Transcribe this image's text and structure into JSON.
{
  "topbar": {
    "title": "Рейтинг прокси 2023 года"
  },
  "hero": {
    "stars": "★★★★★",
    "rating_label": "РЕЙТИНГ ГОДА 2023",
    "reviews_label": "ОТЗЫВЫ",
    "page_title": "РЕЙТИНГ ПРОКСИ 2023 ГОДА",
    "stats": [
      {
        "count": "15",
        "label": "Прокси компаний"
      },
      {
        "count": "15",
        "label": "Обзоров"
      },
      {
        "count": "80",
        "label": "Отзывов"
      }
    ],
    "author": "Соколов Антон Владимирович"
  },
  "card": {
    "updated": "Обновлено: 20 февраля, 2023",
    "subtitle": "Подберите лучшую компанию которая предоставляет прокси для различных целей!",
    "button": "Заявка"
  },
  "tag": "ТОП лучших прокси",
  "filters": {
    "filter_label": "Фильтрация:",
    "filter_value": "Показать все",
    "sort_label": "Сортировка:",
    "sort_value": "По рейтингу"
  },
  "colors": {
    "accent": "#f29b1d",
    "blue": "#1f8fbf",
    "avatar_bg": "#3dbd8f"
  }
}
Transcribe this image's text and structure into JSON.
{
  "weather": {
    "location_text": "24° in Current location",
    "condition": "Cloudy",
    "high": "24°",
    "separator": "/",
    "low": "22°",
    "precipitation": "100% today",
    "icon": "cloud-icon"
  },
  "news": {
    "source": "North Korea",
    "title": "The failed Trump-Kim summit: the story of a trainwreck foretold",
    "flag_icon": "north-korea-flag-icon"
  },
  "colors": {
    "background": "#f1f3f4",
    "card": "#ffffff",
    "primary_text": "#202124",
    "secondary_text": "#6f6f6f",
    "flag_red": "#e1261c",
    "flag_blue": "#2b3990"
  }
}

——————

Task goal: Output the full listing exactly as it stands.

Full answer:
Transcribe this image's text and structure into JSON.
{
  "topbar": {
    "title": "Рейтинг прокси 2023 года"
  },
  "hero": {
    "stars": "★★★★★",
    "rating_label": "РЕЙТИНГ ГОДА 2023",
    "reviews_label": "ОТЗЫВЫ",
    "page_title": "РЕЙТИНГ ПРОКСИ 2023 ГОДА",
    "stats": [
      {
        "count": "15",
        "label": "Прокси компаний"
      },
      {
        "count": "15",
        "label": "Обзоров"
      },
      {
        "count": "80",
        "label": "Отзывов"
      }
    ],
    "author": "Соколов Антон Владимирович"
  },
  "card": {
    "updated": "Обновлено: 20 февраля, 2023",
    "subtitle": "Подберите лучшую компанию которая предоставляет прокси для различных целей!",
    "button": "Заявка"
  },
  "tag": "ТОП лучших прокси",
  "filters": {
    "filter_label": "Фильтрация:",
    "filter_value": "Показать все",
    "sort_label": "Сортировка:",
    "sort_value": "По рейтингу"
  },
  "colors": {
    "accent": "#f29b1d",
    "blue": "#1f8fbf",
    "avatar_bg": "#3dbd8f"
  }
}
Transcribe this image's text and structure into JSON.
{
  "weather": {
    "location_text": "24° in Current location",
    "condition": "Cloudy",
    "high": "24°",
    "separator": "/",
    "low": "22°",
    "precipitation": "100% today",
    "icon": "cloud-icon"
  },
  "news": {
    "source": "North Korea",
    "title": "The failed Trump-Kim summit: the story of a trainwreck foretold",
    "flag_icon": "north-korea-flag-icon"
  },
  "colors": {
    "background": "#f1f3f4",
    "card": "#ffffff",
    "primary_text": "#202124",
    "secondary_text": "#6f6f6f",
    "flag_red": "#e1261c",
    "flag_blue": "#2b3990"
  }
}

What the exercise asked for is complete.